-------- Excerpted records --------

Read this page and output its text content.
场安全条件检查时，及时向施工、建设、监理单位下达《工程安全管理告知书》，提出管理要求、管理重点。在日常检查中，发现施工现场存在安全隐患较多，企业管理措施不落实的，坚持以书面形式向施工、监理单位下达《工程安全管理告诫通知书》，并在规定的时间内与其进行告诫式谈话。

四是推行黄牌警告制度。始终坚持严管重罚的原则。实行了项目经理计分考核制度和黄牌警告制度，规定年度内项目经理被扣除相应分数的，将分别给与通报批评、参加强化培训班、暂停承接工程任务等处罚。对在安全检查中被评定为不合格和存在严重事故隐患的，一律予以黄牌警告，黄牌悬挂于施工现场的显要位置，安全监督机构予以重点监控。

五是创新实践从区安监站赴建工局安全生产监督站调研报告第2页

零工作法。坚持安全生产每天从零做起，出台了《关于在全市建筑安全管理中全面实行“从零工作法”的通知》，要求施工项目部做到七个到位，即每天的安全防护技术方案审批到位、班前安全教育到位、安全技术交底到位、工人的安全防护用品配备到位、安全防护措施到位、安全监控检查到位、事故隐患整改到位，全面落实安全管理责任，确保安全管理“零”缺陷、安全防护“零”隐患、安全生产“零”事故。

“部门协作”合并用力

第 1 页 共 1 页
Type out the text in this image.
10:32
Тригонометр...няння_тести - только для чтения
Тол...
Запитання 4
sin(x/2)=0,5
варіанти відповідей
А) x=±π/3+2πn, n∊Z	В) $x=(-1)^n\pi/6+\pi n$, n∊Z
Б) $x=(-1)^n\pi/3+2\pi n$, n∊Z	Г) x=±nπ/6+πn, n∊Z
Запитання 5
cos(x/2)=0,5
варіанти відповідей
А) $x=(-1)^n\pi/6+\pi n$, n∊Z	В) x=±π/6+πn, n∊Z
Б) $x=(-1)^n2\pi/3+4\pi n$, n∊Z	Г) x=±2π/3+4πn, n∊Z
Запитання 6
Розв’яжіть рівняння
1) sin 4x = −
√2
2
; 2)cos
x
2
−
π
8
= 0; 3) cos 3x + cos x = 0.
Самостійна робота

--------

**Requirements**
Take the lines from the one containing "Type out the text in this image." to the last line of the material above and write them out exactly.

**Task answer**
Type out the text in this image.
10:32
Тригонометр...няння_тести - только для чтения
Тол...
Запитання 4
sin(x/2)=0,5
варіанти відповідей
А) x=±π/3+2πn, n∊Z	В) $x=(-1)^n\pi/6+\pi n$, n∊Z
Б) $x=(-1)^n\pi/3+2\pi n$, n∊Z	Г) x=±nπ/6+πn, n∊Z
Запитання 5
cos(x/2)=0,5
варіанти відповідей
А) $x=(-1)^n\pi/6+\pi n$, n∊Z	В) x=±π/6+πn, n∊Z
Б) $x=(-1)^n2\pi/3+4\pi n$, n∊Z	Г) x=±2π/3+4πn, n∊Z
Запитання 6
Розв’яжіть рівняння
1) sin 4x = −
√2
2
; 2)cos
x
2
−
π
8
= 0; 3) cos 3x + cos x = 0.
Самостійна робота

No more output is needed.